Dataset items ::
════════════════

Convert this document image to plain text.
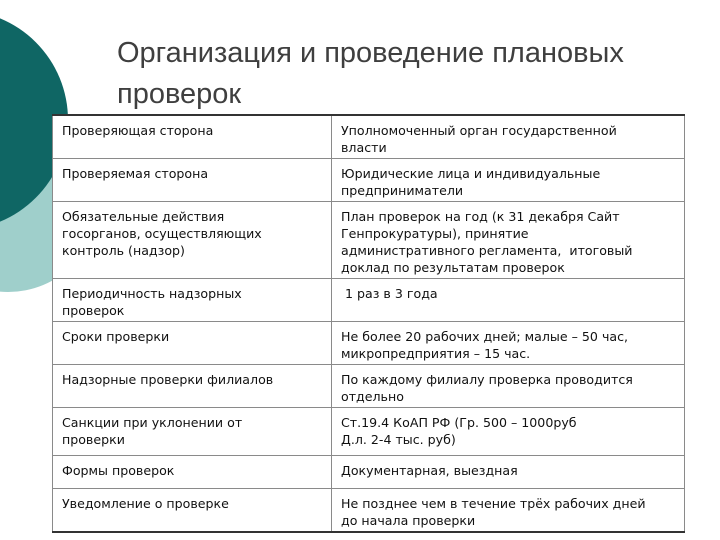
Организация и проведение плановых
проверок
Проверяющая сторона	Уполномоченный орган государственной
власти

Проверяемая сторона	Юридические лица и индивидуальные
предприниматели

Обязательные действия
госорганов, осуществляющих
контроль (надзор)	План проверок на год (к 31 декабря Сайт
Генпрокуратуры), принятие
административного регламента,  итоговый
доклад по результатам проверок

Периодичность надзорных
проверок	1 раз в 3 года

Сроки проверки	Не более 20 рабочих дней; малые – 50 час,
микропредприятия – 15 час.

Надзорные проверки филиалов	По каждому филиалу проверка проводится
отдельно

Санкции при уклонении от
проверки	Ст.19.4 КоАП РФ (Гр. 500 – 1000руб
Д.л. 2-4 тыс. руб)

Формы проверок	Документарная, выездная

Уведомление о проверке	Не позднее чем в течение трёх рабочих дней
до начала проверки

════════════════

Transcribe each entry precisely as given, leaving the pictures out.

Convert this document image to plain text.
Организация и проведение плановых
проверок
Проверяющая сторона	Уполномоченный орган государственной
власти

Проверяемая сторона	Юридические лица и индивидуальные
предприниматели

Обязательные действия
госорганов, осуществляющих
контроль (надзор)	План проверок на год (к 31 декабря Сайт
Генпрокуратуры), принятие
административного регламента,  итоговый
доклад по результатам проверок

Периодичность надзорных
проверок	1 раз в 3 года

Сроки проверки	Не более 20 рабочих дней; малые – 50 час,
микропредприятия – 15 час.

Надзорные проверки филиалов	По каждому филиалу проверка проводится
отдельно

Санкции при уклонении от
проверки	Ст.19.4 КоАП РФ (Гр. 500 – 1000руб
Д.л. 2-4 тыс. руб)

Формы проверок	Документарная, выездная

Уведомление о проверке	Не позднее чем в течение трёх рабочих дней
до начала проверки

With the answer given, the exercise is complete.